> _PROBLEM DESCRIPTION_:
Write out the full set of records below exactly.

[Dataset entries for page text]

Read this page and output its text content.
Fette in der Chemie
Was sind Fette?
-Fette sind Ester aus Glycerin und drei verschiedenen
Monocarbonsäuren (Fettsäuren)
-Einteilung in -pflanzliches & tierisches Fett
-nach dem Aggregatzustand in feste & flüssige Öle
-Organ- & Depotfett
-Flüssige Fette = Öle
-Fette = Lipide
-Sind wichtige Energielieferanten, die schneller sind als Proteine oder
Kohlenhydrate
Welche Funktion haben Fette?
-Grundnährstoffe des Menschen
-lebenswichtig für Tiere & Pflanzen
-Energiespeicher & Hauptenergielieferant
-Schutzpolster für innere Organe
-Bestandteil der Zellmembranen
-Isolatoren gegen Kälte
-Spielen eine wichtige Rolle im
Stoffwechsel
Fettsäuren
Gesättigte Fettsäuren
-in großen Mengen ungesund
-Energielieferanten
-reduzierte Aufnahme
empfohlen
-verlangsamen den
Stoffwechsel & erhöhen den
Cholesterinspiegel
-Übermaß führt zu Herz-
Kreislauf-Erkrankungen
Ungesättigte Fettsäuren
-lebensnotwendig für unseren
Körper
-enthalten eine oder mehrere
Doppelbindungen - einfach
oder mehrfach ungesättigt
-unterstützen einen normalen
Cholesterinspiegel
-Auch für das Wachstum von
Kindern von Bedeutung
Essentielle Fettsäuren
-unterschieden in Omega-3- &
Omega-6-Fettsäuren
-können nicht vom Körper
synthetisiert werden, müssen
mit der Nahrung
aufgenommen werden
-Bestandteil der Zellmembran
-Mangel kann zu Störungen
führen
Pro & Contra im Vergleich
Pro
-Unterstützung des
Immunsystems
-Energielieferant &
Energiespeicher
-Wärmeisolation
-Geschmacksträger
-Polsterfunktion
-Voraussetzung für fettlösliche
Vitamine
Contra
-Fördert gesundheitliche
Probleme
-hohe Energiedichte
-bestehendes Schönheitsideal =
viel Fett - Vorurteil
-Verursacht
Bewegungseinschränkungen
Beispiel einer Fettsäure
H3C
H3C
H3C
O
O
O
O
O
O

> _RESPONSE AREA_:
Read this page and output its text content.
Fette in der Chemie
Was sind Fette?
-Fette sind Ester aus Glycerin und drei verschiedenen
Monocarbonsäuren (Fettsäuren)
-Einteilung in -pflanzliches & tierisches Fett
-nach dem Aggregatzustand in feste & flüssige Öle
-Organ- & Depotfett
-Flüssige Fette = Öle
-Fette = Lipide
-Sind wichtige Energielieferanten, die schneller sind als Proteine oder
Kohlenhydrate
Welche Funktion haben Fette?
-Grundnährstoffe des Menschen
-lebenswichtig für Tiere & Pflanzen
-Energiespeicher & Hauptenergielieferant
-Schutzpolster für innere Organe
-Bestandteil der Zellmembranen
-Isolatoren gegen Kälte
-Spielen eine wichtige Rolle im
Stoffwechsel
Fettsäuren
Gesättigte Fettsäuren
-in großen Mengen ungesund
-Energielieferanten
-reduzierte Aufnahme
empfohlen
-verlangsamen den
Stoffwechsel & erhöhen den
Cholesterinspiegel
-Übermaß führt zu Herz-
Kreislauf-Erkrankungen
Ungesättigte Fettsäuren
-lebensnotwendig für unseren
Körper
-enthalten eine oder mehrere
Doppelbindungen - einfach
oder mehrfach ungesättigt
-unterstützen einen normalen
Cholesterinspiegel
-Auch für das Wachstum von
Kindern von Bedeutung
Essentielle Fettsäuren
-unterschieden in Omega-3- &
Omega-6-Fettsäuren
-können nicht vom Körper
synthetisiert werden, müssen
mit der Nahrung
aufgenommen werden
-Bestandteil der Zellmembran
-Mangel kann zu Störungen
führen
Pro & Contra im Vergleich
Pro
-Unterstützung des
Immunsystems
-Energielieferant &
Energiespeicher
-Wärmeisolation
-Geschmacksträger
-Polsterfunktion
-Voraussetzung für fettlösliche
Vitamine
Contra
-Fördert gesundheitliche
Probleme
-hohe Energiedichte
-bestehendes Schönheitsideal =
viel Fett - Vorurteil
-Verursacht
Bewegungseinschränkungen
Beispiel einer Fettsäure
H3C
H3C
H3C
O
O
O
O
O
O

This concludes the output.